Saved data entries
****

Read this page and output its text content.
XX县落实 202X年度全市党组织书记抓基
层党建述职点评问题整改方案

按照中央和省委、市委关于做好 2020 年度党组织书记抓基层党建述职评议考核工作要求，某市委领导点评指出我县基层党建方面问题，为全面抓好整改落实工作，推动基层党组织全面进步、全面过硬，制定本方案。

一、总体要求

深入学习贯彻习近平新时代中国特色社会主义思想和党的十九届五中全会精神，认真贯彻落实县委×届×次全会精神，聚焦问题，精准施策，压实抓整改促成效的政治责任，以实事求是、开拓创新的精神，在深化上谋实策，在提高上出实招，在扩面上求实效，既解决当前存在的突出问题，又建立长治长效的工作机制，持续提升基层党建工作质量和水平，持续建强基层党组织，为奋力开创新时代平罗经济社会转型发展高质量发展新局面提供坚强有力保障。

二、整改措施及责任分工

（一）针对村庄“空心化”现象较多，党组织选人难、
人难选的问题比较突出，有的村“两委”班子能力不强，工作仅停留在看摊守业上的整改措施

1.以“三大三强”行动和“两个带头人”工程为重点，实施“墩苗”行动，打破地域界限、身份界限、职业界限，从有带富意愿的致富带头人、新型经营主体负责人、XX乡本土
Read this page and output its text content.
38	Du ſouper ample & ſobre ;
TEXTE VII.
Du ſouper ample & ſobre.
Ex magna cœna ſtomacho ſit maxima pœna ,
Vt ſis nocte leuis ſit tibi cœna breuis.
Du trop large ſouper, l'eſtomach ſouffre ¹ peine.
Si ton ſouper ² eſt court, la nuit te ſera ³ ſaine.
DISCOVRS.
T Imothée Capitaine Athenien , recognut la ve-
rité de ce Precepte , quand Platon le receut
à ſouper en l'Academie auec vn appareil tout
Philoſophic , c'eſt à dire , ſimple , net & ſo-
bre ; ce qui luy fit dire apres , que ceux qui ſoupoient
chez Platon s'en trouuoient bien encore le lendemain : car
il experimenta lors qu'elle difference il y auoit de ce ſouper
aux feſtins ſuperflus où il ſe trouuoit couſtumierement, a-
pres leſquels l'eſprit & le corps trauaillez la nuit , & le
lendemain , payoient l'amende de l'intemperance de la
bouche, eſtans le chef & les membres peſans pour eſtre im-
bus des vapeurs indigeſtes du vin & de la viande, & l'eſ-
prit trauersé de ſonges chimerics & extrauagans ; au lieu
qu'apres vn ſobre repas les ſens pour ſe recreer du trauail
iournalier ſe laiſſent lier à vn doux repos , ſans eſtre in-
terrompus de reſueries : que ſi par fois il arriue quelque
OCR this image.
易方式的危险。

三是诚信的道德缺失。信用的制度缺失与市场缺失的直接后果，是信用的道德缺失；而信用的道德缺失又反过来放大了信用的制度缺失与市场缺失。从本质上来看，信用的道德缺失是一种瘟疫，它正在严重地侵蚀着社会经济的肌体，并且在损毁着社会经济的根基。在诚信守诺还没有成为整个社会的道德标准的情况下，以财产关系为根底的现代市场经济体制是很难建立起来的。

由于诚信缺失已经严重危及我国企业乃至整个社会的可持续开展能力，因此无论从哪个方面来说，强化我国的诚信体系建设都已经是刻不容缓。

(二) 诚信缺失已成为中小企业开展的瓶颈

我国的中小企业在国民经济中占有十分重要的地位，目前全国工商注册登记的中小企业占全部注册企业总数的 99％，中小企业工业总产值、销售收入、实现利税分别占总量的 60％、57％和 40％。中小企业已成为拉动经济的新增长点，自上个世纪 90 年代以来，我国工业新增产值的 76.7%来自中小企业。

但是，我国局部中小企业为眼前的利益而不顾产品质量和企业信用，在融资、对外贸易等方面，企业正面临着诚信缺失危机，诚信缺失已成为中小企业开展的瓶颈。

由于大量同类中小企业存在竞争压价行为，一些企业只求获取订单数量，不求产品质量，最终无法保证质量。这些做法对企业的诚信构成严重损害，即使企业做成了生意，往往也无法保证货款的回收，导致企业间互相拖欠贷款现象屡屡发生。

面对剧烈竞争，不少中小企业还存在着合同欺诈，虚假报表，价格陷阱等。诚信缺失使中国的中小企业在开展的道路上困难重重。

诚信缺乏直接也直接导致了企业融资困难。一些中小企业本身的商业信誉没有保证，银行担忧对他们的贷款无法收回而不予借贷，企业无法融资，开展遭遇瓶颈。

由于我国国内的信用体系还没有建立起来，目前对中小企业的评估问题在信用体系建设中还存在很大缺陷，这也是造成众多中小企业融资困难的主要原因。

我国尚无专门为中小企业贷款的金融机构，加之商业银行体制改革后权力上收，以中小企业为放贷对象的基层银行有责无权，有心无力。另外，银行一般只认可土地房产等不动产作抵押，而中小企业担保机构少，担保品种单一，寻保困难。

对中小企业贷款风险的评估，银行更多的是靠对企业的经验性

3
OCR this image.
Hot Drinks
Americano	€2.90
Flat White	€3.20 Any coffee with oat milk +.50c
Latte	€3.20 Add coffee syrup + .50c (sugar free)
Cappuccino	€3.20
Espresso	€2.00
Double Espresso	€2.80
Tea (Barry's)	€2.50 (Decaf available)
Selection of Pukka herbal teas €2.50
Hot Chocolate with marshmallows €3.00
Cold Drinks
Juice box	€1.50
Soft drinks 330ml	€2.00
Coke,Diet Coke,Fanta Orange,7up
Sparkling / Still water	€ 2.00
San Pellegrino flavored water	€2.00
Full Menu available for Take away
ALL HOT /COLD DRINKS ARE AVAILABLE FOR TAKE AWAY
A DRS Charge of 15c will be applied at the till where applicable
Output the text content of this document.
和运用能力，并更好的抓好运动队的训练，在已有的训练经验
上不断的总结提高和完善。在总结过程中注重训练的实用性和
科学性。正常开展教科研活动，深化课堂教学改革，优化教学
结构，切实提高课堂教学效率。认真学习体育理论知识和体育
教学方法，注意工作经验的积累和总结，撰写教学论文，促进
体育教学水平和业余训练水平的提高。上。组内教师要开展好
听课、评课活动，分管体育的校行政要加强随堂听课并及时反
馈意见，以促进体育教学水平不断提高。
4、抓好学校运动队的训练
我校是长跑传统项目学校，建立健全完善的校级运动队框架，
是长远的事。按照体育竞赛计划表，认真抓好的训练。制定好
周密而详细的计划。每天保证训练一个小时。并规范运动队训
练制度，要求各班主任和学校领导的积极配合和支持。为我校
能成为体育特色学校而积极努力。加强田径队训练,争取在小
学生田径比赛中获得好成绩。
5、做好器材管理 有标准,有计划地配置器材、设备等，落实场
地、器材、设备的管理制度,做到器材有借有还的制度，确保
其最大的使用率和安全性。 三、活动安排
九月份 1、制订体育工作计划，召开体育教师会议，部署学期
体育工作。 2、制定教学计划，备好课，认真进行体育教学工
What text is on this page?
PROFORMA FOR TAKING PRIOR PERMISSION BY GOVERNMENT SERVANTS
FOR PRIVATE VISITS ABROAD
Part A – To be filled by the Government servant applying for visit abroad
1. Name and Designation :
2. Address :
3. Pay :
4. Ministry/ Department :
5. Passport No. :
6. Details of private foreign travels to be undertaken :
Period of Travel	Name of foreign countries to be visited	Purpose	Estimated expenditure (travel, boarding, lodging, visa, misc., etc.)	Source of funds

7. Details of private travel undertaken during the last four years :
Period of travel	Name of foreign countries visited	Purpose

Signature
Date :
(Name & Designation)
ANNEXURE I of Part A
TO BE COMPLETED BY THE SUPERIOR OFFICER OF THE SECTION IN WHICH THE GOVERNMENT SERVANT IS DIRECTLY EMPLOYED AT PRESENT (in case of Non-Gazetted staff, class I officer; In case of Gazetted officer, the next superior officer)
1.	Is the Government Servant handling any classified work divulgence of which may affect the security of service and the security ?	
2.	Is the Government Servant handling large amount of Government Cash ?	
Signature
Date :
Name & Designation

****

Exercise directions
Go back to the data above and please quote exactly, and only, the lines from the line with "What text is on this page?" through its last line.

Written response
What text is on this page?
PROFORMA FOR TAKING PRIOR PERMISSION BY GOVERNMENT SERVANTS
FOR PRIVATE VISITS ABROAD
Part A – To be filled by the Government servant applying for visit abroad
1. Name and Designation :
2. Address :
3. Pay :
4. Ministry/ Department :
5. Passport No. :
6. Details of private foreign travels to be undertaken :
Period of Travel	Name of foreign countries to be visited	Purpose	Estimated expenditure (travel, boarding, lodging, visa, misc., etc.)	Source of funds

7. Details of private travel undertaken during the last four years :
Period of travel	Name of foreign countries visited	Purpose

Signature
Date :
(Name & Designation)
ANNEXURE I of Part A
TO BE COMPLETED BY THE SUPERIOR OFFICER OF THE SECTION IN WHICH THE GOVERNMENT SERVANT IS DIRECTLY EMPLOYED AT PRESENT (in case of Non-Gazetted staff, class I officer; In case of Gazetted officer, the next superior officer)
1.	Is the Government Servant handling any classified work divulgence of which may affect the security of service and the security ?	
2.	Is the Government Servant handling large amount of Government Cash ?	
Signature
Date :
Name & Designation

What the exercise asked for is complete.